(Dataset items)
+ + + +
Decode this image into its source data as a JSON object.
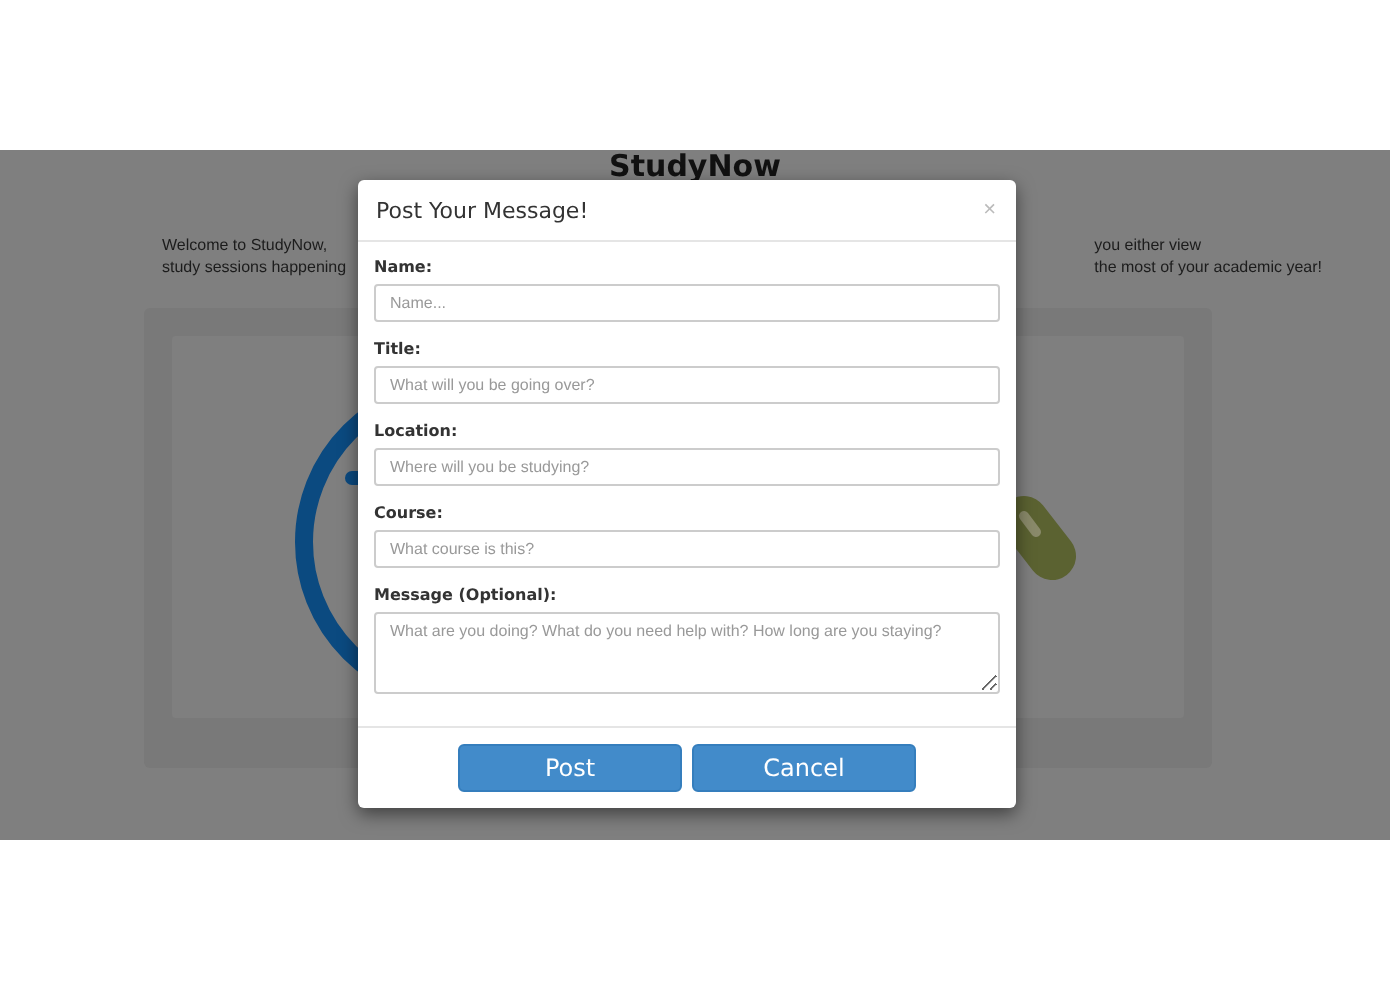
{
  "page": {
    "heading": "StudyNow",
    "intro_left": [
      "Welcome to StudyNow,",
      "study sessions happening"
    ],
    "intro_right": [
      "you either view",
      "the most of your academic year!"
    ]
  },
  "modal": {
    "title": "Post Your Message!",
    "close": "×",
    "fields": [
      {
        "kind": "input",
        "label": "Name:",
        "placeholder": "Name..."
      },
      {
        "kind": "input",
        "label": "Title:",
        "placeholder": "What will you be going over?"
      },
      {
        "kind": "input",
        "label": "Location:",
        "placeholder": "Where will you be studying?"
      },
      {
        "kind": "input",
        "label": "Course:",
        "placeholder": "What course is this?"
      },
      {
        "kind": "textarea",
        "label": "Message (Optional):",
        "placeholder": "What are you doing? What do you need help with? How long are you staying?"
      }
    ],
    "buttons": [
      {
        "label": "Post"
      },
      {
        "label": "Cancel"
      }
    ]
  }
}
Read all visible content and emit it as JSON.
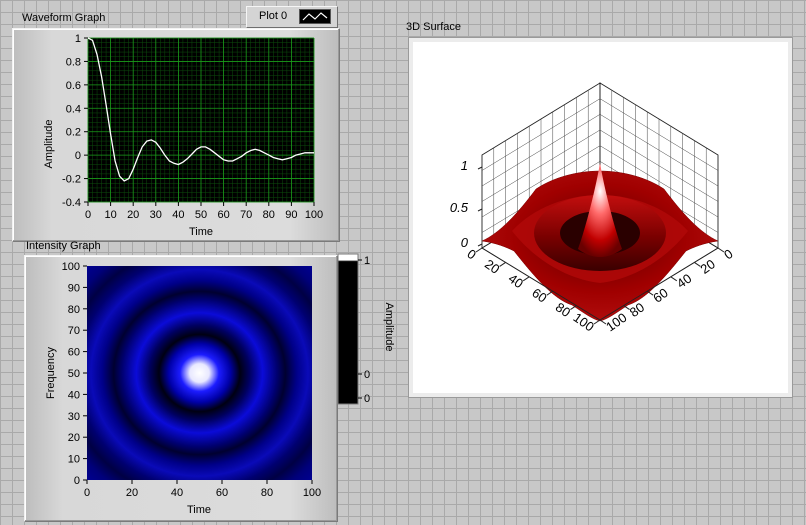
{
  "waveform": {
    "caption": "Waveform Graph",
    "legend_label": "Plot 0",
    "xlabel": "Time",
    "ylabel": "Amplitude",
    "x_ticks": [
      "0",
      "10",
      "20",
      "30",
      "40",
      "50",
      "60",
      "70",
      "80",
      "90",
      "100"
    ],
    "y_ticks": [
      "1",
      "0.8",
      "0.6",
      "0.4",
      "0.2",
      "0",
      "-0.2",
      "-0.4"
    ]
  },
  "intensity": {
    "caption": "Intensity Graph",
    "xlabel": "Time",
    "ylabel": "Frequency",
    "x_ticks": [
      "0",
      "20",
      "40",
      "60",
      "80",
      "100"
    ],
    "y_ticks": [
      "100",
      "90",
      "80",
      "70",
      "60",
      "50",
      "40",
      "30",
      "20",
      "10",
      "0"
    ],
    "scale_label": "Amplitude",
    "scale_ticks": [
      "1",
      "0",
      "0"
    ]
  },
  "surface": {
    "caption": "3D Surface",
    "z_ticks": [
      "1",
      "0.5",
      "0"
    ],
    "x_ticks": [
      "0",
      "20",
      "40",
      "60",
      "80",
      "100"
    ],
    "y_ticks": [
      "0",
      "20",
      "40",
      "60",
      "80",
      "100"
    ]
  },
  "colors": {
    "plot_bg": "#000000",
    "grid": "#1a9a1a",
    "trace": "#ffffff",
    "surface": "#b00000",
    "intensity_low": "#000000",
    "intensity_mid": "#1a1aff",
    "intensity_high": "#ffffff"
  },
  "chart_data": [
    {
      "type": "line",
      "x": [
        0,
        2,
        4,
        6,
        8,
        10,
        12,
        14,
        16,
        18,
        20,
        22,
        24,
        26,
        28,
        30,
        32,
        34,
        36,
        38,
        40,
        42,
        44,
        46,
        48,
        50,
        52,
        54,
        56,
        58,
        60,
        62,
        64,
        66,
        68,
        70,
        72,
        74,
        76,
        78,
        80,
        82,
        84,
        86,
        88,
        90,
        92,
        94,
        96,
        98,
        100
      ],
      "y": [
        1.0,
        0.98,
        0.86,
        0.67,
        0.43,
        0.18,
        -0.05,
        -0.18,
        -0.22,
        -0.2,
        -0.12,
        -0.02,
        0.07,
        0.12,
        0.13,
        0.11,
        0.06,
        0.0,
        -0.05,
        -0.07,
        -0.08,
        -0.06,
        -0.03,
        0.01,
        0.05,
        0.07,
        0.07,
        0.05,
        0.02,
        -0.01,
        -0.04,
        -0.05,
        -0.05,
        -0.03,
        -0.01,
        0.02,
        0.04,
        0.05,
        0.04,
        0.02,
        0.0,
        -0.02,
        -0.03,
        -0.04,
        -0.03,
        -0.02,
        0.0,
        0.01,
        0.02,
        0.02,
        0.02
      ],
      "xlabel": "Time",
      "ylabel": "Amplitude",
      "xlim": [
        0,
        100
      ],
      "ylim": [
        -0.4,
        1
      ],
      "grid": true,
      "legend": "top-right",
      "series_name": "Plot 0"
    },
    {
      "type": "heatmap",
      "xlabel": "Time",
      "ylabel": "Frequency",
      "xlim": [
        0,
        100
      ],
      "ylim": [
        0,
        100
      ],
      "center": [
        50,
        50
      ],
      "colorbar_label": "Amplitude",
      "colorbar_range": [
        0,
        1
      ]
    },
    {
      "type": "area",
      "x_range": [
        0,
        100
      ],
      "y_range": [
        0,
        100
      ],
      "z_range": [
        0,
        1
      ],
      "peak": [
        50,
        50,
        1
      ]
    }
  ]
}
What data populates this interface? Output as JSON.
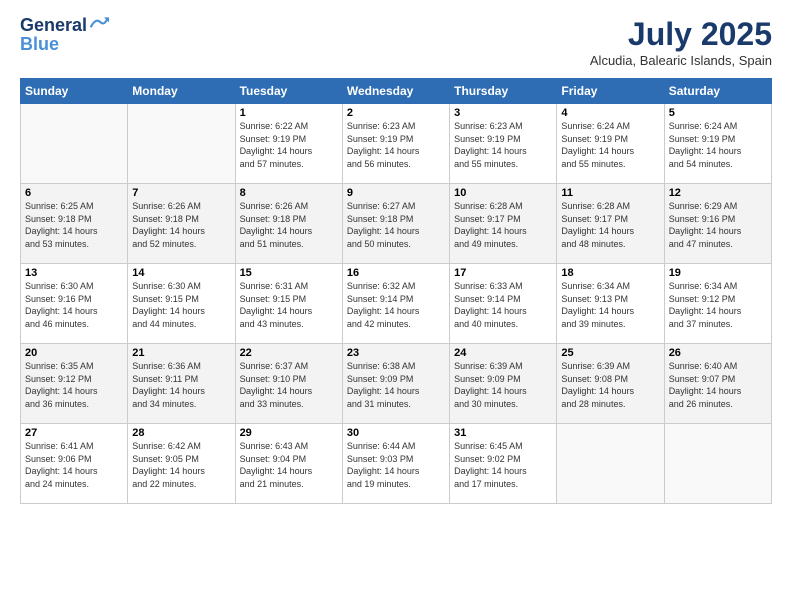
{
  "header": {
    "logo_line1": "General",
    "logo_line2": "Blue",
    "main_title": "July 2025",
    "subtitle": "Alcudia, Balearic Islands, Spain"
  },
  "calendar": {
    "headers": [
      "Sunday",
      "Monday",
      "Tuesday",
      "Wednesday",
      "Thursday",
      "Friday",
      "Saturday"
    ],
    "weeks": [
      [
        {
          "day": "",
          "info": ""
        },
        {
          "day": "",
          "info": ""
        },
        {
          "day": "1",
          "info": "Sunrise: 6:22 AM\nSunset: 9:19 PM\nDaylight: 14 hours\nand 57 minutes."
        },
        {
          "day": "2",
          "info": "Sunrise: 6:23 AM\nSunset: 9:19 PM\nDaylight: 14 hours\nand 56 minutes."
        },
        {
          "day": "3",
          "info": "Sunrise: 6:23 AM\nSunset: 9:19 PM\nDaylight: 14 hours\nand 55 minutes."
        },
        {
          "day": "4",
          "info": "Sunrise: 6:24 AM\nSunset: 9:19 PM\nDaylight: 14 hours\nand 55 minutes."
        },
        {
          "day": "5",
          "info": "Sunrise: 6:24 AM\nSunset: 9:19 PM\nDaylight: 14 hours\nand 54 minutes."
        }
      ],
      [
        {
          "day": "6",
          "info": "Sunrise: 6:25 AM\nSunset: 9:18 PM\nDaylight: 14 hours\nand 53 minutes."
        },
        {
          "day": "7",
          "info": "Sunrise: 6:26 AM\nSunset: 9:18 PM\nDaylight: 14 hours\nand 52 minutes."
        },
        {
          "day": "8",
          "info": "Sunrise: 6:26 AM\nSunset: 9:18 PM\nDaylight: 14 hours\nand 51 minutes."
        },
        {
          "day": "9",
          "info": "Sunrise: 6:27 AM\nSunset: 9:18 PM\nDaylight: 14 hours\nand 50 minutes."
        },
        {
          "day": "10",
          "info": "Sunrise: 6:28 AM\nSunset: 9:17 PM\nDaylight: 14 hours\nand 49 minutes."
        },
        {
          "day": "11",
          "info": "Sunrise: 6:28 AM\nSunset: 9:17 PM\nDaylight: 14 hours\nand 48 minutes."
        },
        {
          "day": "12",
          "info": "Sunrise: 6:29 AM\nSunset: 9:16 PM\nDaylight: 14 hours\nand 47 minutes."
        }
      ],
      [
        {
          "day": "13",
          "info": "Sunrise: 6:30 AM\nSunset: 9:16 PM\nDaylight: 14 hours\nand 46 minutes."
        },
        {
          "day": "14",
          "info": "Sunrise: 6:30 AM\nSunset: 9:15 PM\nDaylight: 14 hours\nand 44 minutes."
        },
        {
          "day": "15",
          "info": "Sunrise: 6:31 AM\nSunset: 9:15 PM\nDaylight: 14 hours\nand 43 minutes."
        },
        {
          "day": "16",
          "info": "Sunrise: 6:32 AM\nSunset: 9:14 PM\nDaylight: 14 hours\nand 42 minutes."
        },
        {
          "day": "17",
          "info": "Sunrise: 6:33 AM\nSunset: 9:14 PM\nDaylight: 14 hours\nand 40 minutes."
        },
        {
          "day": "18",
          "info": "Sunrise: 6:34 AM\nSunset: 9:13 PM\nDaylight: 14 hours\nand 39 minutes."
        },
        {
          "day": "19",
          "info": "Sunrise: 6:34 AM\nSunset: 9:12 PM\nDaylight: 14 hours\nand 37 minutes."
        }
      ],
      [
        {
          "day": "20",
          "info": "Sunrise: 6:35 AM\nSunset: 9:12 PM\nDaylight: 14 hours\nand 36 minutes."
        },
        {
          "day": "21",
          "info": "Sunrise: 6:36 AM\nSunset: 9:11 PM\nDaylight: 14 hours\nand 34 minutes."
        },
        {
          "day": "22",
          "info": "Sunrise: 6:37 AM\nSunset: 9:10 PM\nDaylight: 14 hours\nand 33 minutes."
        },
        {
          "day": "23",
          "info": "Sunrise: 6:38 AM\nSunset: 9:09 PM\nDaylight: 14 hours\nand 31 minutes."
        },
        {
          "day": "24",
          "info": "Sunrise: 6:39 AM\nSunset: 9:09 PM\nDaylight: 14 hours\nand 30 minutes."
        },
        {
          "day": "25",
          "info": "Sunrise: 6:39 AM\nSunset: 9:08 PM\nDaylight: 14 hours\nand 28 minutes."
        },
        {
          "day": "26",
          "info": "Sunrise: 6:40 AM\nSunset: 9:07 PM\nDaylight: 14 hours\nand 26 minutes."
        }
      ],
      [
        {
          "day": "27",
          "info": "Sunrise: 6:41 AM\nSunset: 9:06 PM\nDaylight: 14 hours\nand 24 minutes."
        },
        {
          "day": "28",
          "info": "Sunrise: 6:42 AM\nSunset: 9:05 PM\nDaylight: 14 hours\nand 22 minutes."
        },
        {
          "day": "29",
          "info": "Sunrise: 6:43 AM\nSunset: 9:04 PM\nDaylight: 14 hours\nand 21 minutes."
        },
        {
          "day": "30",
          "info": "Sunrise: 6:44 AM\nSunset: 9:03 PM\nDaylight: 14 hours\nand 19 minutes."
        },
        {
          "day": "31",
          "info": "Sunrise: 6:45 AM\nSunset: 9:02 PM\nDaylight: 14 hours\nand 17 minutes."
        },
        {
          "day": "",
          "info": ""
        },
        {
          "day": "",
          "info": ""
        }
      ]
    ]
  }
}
+ + + +
STATED PROBLEM
Search the entries for the string "What" and collect each line that has it.

SOLUTION FOR THIS EXERCISE
        "placeholder": "What will you be going over?"
        "placeholder": "What course is this?"
        "placeholder": "What are you doing? What do you need help with? How long are you staying?"
What data populates this interface? Output as JSON.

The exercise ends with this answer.